==== PROVIDED MATERIAL

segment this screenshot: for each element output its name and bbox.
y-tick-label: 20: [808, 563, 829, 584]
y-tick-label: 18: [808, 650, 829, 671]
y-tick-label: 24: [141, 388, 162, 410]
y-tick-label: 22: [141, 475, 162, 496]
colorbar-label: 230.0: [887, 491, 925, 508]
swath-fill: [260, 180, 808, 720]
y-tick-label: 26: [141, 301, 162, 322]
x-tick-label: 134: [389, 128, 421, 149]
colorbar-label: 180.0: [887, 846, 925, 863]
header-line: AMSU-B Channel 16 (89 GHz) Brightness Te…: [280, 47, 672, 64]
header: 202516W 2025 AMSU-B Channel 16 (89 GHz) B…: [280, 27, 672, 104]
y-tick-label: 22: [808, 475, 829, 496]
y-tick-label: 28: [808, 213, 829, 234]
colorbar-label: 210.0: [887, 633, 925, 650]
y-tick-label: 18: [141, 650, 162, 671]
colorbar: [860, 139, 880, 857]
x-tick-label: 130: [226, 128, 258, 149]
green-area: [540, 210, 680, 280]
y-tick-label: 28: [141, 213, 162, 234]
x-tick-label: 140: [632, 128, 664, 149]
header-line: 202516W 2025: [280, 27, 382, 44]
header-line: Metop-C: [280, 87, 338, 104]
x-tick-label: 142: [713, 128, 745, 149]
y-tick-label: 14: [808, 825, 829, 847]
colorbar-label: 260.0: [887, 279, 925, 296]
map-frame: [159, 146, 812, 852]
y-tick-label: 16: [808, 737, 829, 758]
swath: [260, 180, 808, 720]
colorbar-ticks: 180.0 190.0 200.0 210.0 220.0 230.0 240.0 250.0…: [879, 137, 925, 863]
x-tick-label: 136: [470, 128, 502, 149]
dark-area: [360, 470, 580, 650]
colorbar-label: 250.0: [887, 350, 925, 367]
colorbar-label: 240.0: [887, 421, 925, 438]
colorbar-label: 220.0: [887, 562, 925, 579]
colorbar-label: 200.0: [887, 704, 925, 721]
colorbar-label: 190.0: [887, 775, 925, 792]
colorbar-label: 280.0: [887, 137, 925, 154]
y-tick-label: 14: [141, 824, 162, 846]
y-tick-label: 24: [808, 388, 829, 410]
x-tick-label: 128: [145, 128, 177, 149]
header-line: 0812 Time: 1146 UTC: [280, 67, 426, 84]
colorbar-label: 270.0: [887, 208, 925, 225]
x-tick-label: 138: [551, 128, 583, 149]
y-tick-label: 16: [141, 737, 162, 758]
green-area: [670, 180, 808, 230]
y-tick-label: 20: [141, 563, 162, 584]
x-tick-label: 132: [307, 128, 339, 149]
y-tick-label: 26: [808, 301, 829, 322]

========

TASK GOAL: Copy every item above verbatim, keeping the original order of the lines.

OUTPUT BELOW:
segment this screenshot: for each element output its name and bbox.
y-tick-label: 20: [808, 563, 829, 584]
y-tick-label: 18: [808, 650, 829, 671]
y-tick-label: 24: [141, 388, 162, 410]
y-tick-label: 22: [141, 475, 162, 496]
colorbar-label: 230.0: [887, 491, 925, 508]
swath-fill: [260, 180, 808, 720]
y-tick-label: 26: [141, 301, 162, 322]
x-tick-label: 134: [389, 128, 421, 149]
colorbar-label: 180.0: [887, 846, 925, 863]
header-line: AMSU-B Channel 16 (89 GHz) Brightness Te…: [280, 47, 672, 64]
header: 202516W 2025 AMSU-B Channel 16 (89 GHz) B…: [280, 27, 672, 104]
y-tick-label: 22: [808, 475, 829, 496]
y-tick-label: 28: [808, 213, 829, 234]
colorbar-label: 210.0: [887, 633, 925, 650]
y-tick-label: 18: [141, 650, 162, 671]
colorbar: [860, 139, 880, 857]
x-tick-label: 130: [226, 128, 258, 149]
green-area: [540, 210, 680, 280]
y-tick-label: 28: [141, 213, 162, 234]
x-tick-label: 140: [632, 128, 664, 149]
header-line: 202516W 2025: [280, 27, 382, 44]
header-line: Metop-C: [280, 87, 338, 104]
x-tick-label: 142: [713, 128, 745, 149]
y-tick-label: 14: [808, 825, 829, 847]
colorbar-label: 260.0: [887, 279, 925, 296]
map-frame: [159, 146, 812, 852]
y-tick-label: 16: [808, 737, 829, 758]
swath: [260, 180, 808, 720]
colorbar-ticks: 180.0 190.0 200.0 210.0 220.0 230.0 240.0 250.0…: [879, 137, 925, 863]
x-tick-label: 136: [470, 128, 502, 149]
dark-area: [360, 470, 580, 650]
colorbar-label: 250.0: [887, 350, 925, 367]
colorbar-label: 240.0: [887, 421, 925, 438]
colorbar-label: 220.0: [887, 562, 925, 579]
colorbar-label: 200.0: [887, 704, 925, 721]
colorbar-label: 190.0: [887, 775, 925, 792]
colorbar-label: 280.0: [887, 137, 925, 154]
y-tick-label: 14: [141, 824, 162, 846]
y-tick-label: 24: [808, 388, 829, 410]
x-tick-label: 128: [145, 128, 177, 149]
header-line: 0812 Time: 1146 UTC: [280, 67, 426, 84]
colorbar-label: 270.0: [887, 208, 925, 225]
x-tick-label: 138: [551, 128, 583, 149]
y-tick-label: 16: [141, 737, 162, 758]
green-area: [670, 180, 808, 230]
y-tick-label: 20: [141, 563, 162, 584]
x-tick-label: 132: [307, 128, 339, 149]
y-tick-label: 26: [808, 301, 829, 322]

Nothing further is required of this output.